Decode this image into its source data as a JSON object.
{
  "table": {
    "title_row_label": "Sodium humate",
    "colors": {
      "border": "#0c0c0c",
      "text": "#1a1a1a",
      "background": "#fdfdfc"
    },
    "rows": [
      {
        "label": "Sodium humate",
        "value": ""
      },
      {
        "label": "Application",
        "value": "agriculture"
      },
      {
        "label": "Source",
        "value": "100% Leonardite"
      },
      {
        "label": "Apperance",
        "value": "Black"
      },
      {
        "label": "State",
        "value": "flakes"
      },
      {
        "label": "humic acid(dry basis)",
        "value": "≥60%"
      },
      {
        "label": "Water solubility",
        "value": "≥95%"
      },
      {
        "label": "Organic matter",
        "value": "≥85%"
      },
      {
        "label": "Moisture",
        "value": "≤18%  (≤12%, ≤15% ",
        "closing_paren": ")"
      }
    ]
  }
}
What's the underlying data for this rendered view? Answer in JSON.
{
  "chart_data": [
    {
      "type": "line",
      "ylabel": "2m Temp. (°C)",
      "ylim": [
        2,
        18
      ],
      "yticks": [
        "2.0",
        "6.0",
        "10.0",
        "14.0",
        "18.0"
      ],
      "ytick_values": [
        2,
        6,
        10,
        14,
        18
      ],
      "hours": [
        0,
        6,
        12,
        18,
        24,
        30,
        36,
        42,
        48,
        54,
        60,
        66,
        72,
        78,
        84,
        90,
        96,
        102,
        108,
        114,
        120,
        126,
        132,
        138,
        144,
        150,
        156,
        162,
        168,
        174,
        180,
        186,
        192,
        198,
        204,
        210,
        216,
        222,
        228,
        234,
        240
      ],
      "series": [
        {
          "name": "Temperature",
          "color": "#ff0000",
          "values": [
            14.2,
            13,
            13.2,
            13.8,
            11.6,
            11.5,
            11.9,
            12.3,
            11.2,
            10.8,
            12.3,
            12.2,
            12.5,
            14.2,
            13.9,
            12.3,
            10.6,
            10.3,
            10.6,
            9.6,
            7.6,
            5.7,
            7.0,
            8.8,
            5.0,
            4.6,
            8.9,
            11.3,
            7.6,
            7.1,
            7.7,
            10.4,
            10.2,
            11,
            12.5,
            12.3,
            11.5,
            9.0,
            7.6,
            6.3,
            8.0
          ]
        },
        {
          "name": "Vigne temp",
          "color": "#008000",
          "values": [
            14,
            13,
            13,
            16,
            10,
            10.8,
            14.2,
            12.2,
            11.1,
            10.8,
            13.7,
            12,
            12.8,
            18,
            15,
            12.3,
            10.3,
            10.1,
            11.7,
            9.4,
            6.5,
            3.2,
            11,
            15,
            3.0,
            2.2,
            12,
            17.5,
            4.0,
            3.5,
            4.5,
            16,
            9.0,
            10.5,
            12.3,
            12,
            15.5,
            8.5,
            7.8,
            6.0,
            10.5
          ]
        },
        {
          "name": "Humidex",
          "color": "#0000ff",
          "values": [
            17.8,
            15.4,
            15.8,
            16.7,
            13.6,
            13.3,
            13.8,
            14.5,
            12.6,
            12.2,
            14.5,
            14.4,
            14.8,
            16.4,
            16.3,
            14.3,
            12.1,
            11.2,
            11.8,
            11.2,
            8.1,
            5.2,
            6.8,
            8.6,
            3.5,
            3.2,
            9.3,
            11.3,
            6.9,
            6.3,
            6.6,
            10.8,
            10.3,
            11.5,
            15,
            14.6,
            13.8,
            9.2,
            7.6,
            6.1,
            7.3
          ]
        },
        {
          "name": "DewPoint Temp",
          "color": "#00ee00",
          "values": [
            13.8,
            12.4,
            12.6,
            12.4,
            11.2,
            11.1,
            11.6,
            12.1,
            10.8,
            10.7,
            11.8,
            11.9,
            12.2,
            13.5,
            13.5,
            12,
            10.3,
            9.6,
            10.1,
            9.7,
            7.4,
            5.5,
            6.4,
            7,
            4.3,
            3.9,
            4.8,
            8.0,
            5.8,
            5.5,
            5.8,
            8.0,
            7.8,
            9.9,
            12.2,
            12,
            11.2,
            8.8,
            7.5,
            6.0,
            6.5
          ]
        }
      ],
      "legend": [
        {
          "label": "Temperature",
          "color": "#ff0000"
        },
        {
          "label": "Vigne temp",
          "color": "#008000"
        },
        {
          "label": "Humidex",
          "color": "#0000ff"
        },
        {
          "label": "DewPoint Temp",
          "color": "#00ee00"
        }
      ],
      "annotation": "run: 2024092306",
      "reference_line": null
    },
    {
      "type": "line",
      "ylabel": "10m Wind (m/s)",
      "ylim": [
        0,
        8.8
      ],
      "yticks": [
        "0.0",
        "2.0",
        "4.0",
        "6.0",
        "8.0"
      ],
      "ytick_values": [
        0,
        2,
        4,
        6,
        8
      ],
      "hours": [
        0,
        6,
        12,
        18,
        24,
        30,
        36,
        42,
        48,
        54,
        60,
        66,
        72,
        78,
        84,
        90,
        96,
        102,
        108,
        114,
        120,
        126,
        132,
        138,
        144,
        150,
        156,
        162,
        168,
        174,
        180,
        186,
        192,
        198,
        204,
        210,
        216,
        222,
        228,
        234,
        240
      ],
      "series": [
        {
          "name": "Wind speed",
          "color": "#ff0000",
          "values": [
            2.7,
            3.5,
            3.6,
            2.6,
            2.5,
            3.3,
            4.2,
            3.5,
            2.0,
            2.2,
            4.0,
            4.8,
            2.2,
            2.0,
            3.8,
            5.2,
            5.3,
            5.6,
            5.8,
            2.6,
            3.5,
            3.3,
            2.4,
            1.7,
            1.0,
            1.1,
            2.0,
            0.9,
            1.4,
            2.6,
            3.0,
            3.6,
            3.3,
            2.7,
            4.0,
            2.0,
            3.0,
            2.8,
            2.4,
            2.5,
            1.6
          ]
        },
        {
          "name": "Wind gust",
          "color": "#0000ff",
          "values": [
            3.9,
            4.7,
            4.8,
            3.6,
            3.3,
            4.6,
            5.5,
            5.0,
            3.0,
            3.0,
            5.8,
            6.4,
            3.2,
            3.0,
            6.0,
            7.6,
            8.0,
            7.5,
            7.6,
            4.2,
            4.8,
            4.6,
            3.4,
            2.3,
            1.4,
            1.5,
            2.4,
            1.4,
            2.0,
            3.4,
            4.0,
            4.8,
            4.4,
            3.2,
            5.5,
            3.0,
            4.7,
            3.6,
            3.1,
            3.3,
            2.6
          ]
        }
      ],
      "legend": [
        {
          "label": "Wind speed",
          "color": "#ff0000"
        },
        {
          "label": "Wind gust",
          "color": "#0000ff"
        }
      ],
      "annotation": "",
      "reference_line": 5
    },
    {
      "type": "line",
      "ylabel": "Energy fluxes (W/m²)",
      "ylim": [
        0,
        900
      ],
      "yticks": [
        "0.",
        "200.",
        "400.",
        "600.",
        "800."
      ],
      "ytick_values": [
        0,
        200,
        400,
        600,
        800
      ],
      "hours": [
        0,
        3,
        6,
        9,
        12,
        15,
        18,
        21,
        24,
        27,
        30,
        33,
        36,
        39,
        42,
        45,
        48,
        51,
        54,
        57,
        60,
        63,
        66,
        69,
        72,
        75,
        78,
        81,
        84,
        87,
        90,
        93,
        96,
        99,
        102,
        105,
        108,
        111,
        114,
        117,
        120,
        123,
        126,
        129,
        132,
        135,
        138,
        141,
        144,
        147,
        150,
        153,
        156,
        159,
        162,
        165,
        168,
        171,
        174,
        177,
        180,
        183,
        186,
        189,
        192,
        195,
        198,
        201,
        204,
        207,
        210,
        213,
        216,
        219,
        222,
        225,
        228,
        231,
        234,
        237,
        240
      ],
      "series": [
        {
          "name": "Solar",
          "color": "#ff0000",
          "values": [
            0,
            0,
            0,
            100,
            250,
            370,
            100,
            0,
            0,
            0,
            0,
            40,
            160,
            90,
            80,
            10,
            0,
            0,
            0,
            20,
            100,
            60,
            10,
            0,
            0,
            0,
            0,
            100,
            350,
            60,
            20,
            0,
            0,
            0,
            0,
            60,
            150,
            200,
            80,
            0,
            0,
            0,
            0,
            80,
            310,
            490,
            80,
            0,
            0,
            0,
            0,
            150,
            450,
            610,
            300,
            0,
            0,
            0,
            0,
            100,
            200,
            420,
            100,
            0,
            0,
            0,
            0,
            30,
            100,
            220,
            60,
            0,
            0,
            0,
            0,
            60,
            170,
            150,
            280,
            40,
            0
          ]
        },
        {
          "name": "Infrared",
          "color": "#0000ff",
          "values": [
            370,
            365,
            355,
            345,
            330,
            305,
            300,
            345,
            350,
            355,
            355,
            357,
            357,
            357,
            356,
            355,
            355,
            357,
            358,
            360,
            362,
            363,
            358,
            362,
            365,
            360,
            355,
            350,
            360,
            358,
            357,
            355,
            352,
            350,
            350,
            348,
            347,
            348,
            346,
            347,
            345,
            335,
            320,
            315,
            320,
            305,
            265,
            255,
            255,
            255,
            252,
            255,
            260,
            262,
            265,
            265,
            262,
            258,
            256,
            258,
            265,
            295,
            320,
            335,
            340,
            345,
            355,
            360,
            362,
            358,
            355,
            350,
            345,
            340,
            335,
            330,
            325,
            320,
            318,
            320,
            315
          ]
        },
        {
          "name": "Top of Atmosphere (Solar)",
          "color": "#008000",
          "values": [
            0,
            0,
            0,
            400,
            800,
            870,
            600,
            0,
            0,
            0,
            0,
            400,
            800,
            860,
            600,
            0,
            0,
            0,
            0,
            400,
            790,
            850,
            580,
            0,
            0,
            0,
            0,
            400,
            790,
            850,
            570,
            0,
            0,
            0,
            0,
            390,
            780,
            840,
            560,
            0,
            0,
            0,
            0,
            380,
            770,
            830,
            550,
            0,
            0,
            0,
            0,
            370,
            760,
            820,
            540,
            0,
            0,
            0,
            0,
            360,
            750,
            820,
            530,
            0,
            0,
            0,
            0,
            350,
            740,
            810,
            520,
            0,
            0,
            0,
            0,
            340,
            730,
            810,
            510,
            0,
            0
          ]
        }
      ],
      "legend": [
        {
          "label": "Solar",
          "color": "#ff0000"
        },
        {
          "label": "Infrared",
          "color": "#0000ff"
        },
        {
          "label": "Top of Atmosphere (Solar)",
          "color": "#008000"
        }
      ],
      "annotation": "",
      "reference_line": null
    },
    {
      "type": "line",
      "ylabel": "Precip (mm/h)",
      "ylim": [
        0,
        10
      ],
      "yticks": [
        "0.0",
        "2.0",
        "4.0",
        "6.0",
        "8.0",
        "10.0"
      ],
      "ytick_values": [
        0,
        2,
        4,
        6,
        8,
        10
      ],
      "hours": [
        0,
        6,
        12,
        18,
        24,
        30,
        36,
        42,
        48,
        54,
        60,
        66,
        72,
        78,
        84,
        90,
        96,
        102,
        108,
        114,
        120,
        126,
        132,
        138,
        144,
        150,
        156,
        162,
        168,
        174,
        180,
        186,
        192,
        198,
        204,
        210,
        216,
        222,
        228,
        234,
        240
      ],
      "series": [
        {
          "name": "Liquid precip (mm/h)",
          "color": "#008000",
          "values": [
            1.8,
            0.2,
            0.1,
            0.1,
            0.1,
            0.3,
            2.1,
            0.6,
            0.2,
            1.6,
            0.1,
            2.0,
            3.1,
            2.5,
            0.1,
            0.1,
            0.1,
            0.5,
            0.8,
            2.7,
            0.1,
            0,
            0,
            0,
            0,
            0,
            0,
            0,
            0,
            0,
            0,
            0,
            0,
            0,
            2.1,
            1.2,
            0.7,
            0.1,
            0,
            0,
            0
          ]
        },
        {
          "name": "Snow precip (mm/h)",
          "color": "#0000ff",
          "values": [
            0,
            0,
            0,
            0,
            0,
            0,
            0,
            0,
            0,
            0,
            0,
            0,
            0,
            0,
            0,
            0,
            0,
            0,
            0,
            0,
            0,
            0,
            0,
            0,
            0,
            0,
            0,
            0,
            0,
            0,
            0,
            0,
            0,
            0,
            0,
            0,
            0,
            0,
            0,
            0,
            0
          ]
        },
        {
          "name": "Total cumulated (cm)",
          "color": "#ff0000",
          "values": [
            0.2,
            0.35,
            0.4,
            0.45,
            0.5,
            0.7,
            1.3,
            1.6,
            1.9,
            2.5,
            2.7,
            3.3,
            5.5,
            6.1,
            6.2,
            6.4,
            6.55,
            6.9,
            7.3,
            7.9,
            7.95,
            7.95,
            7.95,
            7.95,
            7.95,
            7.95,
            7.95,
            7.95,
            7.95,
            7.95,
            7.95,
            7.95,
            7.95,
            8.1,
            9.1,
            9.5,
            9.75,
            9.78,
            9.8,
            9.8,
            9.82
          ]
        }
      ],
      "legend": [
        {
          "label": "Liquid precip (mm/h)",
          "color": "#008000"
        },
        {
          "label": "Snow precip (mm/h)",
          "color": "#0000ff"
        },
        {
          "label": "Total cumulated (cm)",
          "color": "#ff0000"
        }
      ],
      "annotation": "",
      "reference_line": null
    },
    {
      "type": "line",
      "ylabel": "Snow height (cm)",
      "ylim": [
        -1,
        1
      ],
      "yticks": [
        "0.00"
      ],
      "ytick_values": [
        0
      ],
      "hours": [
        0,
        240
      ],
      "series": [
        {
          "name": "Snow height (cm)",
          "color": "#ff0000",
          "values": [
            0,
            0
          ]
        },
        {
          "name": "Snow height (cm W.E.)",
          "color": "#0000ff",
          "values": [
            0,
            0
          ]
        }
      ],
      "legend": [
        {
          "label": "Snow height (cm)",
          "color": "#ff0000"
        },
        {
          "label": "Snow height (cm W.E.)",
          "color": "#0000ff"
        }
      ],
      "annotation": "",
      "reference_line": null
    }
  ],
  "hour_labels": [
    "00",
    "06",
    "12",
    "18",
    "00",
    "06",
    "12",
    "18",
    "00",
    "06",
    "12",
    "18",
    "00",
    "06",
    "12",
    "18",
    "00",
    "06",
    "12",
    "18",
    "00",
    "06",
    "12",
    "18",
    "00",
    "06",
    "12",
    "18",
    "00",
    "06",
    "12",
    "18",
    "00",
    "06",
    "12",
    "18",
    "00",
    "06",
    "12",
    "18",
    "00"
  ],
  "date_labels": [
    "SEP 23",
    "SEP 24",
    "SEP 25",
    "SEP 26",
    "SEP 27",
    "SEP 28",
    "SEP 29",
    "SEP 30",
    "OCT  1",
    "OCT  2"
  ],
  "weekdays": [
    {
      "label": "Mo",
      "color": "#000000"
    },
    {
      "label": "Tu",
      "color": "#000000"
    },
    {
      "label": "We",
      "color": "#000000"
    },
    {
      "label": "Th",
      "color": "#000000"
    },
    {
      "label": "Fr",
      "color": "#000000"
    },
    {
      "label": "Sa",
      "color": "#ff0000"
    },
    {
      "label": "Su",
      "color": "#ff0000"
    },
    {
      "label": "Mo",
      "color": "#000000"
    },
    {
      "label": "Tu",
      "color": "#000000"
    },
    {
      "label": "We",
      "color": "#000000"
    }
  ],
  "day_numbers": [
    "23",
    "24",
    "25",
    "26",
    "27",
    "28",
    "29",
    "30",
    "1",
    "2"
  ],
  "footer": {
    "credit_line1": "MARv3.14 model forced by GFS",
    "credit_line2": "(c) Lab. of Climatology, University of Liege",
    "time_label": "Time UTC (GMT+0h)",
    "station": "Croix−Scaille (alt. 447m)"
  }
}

=-=-=

** What the exercise asks **
Go through the listing above and locate each line that holds the word "ylabel". Copy those lines.

** Result of the task **
      "ylabel": "2m Temp. (°C)",
      "ylabel": "10m Wind (m/s)",
      "ylabel": "Energy fluxes (W/m²)",
      "ylabel": "Precip (mm/h)",
      "ylabel": "Snow height (cm)",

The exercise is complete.